• _Provided data_:

━━━━━━━━━━━━━━━━━━━━━━━━━━━━━━

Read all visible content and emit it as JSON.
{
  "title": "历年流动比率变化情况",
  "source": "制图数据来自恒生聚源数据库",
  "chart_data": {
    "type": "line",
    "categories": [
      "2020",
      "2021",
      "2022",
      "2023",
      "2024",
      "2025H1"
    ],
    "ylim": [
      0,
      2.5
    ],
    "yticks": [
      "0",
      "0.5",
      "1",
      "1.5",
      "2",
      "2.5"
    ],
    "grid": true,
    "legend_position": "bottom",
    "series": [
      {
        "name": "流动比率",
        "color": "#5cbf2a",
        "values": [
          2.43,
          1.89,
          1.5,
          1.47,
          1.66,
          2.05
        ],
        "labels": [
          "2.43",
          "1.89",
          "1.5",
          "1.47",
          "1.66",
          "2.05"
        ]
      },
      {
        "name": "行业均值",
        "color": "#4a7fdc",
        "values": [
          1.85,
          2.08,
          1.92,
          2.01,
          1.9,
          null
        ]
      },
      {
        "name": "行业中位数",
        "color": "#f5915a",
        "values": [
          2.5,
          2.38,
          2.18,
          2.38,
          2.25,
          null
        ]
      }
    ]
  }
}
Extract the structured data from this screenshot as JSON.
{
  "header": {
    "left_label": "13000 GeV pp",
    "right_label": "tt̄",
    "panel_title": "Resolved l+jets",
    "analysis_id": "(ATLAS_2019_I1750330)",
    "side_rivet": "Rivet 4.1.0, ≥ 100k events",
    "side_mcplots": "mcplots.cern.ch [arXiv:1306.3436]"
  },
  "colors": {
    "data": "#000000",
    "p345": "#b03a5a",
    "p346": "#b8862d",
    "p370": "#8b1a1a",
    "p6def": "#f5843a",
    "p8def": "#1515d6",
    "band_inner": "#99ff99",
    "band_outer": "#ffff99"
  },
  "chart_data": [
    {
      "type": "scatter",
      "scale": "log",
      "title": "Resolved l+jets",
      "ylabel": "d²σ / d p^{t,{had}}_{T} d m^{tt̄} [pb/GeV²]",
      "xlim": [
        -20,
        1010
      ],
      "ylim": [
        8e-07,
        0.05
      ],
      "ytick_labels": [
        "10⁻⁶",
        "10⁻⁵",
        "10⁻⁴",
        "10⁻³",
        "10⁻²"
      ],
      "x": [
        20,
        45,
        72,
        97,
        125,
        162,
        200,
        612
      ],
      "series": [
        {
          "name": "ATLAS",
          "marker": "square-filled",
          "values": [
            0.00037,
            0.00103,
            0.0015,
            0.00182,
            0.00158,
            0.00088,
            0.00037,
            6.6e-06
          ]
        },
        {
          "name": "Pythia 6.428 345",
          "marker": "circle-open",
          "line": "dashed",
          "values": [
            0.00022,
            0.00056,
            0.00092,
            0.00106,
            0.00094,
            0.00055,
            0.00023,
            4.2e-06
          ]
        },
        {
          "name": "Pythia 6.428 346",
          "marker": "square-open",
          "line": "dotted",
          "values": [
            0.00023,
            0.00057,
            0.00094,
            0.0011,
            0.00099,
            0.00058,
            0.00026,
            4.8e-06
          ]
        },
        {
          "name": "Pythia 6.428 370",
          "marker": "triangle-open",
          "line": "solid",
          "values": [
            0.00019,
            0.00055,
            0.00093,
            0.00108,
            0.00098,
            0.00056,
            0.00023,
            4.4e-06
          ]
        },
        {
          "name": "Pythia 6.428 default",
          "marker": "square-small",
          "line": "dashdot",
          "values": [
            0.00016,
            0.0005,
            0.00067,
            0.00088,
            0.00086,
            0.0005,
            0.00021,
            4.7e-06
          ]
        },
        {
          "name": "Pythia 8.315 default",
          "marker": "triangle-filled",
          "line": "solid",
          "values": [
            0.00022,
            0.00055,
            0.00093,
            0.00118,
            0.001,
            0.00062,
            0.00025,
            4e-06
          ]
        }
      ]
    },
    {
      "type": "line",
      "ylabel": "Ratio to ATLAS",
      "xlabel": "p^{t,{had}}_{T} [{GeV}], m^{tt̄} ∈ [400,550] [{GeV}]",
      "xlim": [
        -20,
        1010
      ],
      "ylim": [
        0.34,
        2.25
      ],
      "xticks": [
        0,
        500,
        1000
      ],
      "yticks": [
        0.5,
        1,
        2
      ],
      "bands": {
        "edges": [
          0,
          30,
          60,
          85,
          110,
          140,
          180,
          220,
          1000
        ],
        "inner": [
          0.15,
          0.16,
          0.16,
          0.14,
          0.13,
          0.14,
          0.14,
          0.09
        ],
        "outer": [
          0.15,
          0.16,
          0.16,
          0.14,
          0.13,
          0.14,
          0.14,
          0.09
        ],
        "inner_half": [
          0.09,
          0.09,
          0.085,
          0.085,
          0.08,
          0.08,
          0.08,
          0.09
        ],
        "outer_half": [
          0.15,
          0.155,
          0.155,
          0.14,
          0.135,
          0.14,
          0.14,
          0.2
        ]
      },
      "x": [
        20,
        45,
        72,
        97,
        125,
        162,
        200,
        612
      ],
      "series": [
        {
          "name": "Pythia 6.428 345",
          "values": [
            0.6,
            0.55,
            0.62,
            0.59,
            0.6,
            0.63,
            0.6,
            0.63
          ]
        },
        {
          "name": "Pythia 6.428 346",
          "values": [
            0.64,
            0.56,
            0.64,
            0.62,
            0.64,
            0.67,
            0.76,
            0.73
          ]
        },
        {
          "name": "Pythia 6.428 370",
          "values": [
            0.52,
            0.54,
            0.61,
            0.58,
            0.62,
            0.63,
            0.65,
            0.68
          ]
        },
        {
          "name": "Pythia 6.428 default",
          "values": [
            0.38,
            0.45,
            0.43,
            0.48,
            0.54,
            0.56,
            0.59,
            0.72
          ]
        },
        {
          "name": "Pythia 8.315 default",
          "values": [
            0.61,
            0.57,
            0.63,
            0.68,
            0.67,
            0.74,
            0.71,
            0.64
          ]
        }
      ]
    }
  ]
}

━━━━━━━━━━━━━━━━━━━━━━━━━━━━━━

• _What the task asks_: From the first line to the last, retype the data exactly.

• _Response to the task_:
Read all visible content and emit it as JSON.
{
  "title": "历年流动比率变化情况",
  "source": "制图数据来自恒生聚源数据库",
  "chart_data": {
    "type": "line",
    "categories": [
      "2020",
      "2021",
      "2022",
      "2023",
      "2024",
      "2025H1"
    ],
    "ylim": [
      0,
      2.5
    ],
    "yticks": [
      "0",
      "0.5",
      "1",
      "1.5",
      "2",
      "2.5"
    ],
    "grid": true,
    "legend_position": "bottom",
    "series": [
      {
        "name": "流动比率",
        "color": "#5cbf2a",
        "values": [
          2.43,
          1.89,
          1.5,
          1.47,
          1.66,
          2.05
        ],
        "labels": [
          "2.43",
          "1.89",
          "1.5",
          "1.47",
          "1.66",
          "2.05"
        ]
      },
      {
        "name": "行业均值",
        "color": "#4a7fdc",
        "values": [
          1.85,
          2.08,
          1.92,
          2.01,
          1.9,
          null
        ]
      },
      {
        "name": "行业中位数",
        "color": "#f5915a",
        "values": [
          2.5,
          2.38,
          2.18,
          2.38,
          2.25,
          null
        ]
      }
    ]
  }
}
Extract the structured data from this screenshot as JSON.
{
  "header": {
    "left_label": "13000 GeV pp",
    "right_label": "tt̄",
    "panel_title": "Resolved l+jets",
    "analysis_id": "(ATLAS_2019_I1750330)",
    "side_rivet": "Rivet 4.1.0, ≥ 100k events",
    "side_mcplots": "mcplots.cern.ch [arXiv:1306.3436]"
  },
  "colors": {
    "data": "#000000",
    "p345": "#b03a5a",
    "p346": "#b8862d",
    "p370": "#8b1a1a",
    "p6def": "#f5843a",
    "p8def": "#1515d6",
    "band_inner": "#99ff99",
    "band_outer": "#ffff99"
  },
  "chart_data": [
    {
      "type": "scatter",
      "scale": "log",
      "title": "Resolved l+jets",
      "ylabel": "d²σ / d p^{t,{had}}_{T} d m^{tt̄} [pb/GeV²]",
      "xlim": [
        -20,
        1010
      ],
      "ylim": [
        8e-07,
        0.05
      ],
      "ytick_labels": [
        "10⁻⁶",
        "10⁻⁵",
        "10⁻⁴",
        "10⁻³",
        "10⁻²"
      ],
      "x": [
        20,
        45,
        72,
        97,
        125,
        162,
        200,
        612
      ],
      "series": [
        {
          "name": "ATLAS",
          "marker": "square-filled",
          "values": [
            0.00037,
            0.00103,
            0.0015,
            0.00182,
            0.00158,
            0.00088,
            0.00037,
            6.6e-06
          ]
        },
        {
          "name": "Pythia 6.428 345",
          "marker": "circle-open",
          "line": "dashed",
          "values": [
            0.00022,
            0.00056,
            0.00092,
            0.00106,
            0.00094,
            0.00055,
            0.00023,
            4.2e-06
          ]
        },
        {
          "name": "Pythia 6.428 346",
          "marker": "square-open",
          "line": "dotted",
          "values": [
            0.00023,
            0.00057,
            0.00094,
            0.0011,
            0.00099,
            0.00058,
            0.00026,
            4.8e-06
          ]
        },
        {
          "name": "Pythia 6.428 370",
          "marker": "triangle-open",
          "line": "solid",
          "values": [
            0.00019,
            0.00055,
            0.00093,
            0.00108,
            0.00098,
            0.00056,
            0.00023,
            4.4e-06
          ]
        },
        {
          "name": "Pythia 6.428 default",
          "marker": "square-small",
          "line": "dashdot",
          "values": [
            0.00016,
            0.0005,
            0.00067,
            0.00088,
            0.00086,
            0.0005,
            0.00021,
            4.7e-06
          ]
        },
        {
          "name": "Pythia 8.315 default",
          "marker": "triangle-filled",
          "line": "solid",
          "values": [
            0.00022,
            0.00055,
            0.00093,
            0.00118,
            0.001,
            0.00062,
            0.00025,
            4e-06
          ]
        }
      ]
    },
    {
      "type": "line",
      "ylabel": "Ratio to ATLAS",
      "xlabel": "p^{t,{had}}_{T} [{GeV}], m^{tt̄} ∈ [400,550] [{GeV}]",
      "xlim": [
        -20,
        1010
      ],
      "ylim": [
        0.34,
        2.25
      ],
      "xticks": [
        0,
        500,
        1000
      ],
      "yticks": [
        0.5,
        1,
        2
      ],
      "bands": {
        "edges": [
          0,
          30,
          60,
          85,
          110,
          140,
          180,
          220,
          1000
        ],
        "inner": [
          0.15,
          0.16,
          0.16,
          0.14,
          0.13,
          0.14,
          0.14,
          0.09
        ],
        "outer": [
          0.15,
          0.16,
          0.16,
          0.14,
          0.13,
          0.14,
          0.14,
          0.09
        ],
        "inner_half": [
          0.09,
          0.09,
          0.085,
          0.085,
          0.08,
          0.08,
          0.08,
          0.09
        ],
        "outer_half": [
          0.15,
          0.155,
          0.155,
          0.14,
          0.135,
          0.14,
          0.14,
          0.2
        ]
      },
      "x": [
        20,
        45,
        72,
        97,
        125,
        162,
        200,
        612
      ],
      "series": [
        {
          "name": "Pythia 6.428 345",
          "values": [
            0.6,
            0.55,
            0.62,
            0.59,
            0.6,
            0.63,
            0.6,
            0.63
          ]
        },
        {
          "name": "Pythia 6.428 346",
          "values": [
            0.64,
            0.56,
            0.64,
            0.62,
            0.64,
            0.67,
            0.76,
            0.73
          ]
        },
        {
          "name": "Pythia 6.428 370",
          "values": [
            0.52,
            0.54,
            0.61,
            0.58,
            0.62,
            0.63,
            0.65,
            0.68
          ]
        },
        {
          "name": "Pythia 6.428 default",
          "values": [
            0.38,
            0.45,
            0.43,
            0.48,
            0.54,
            0.56,
            0.59,
            0.72
          ]
        },
        {
          "name": "Pythia 8.315 default",
          "values": [
            0.61,
            0.57,
            0.63,
            0.68,
            0.67,
            0.74,
            0.71,
            0.64
          ]
        }
      ]
    }
  ]
}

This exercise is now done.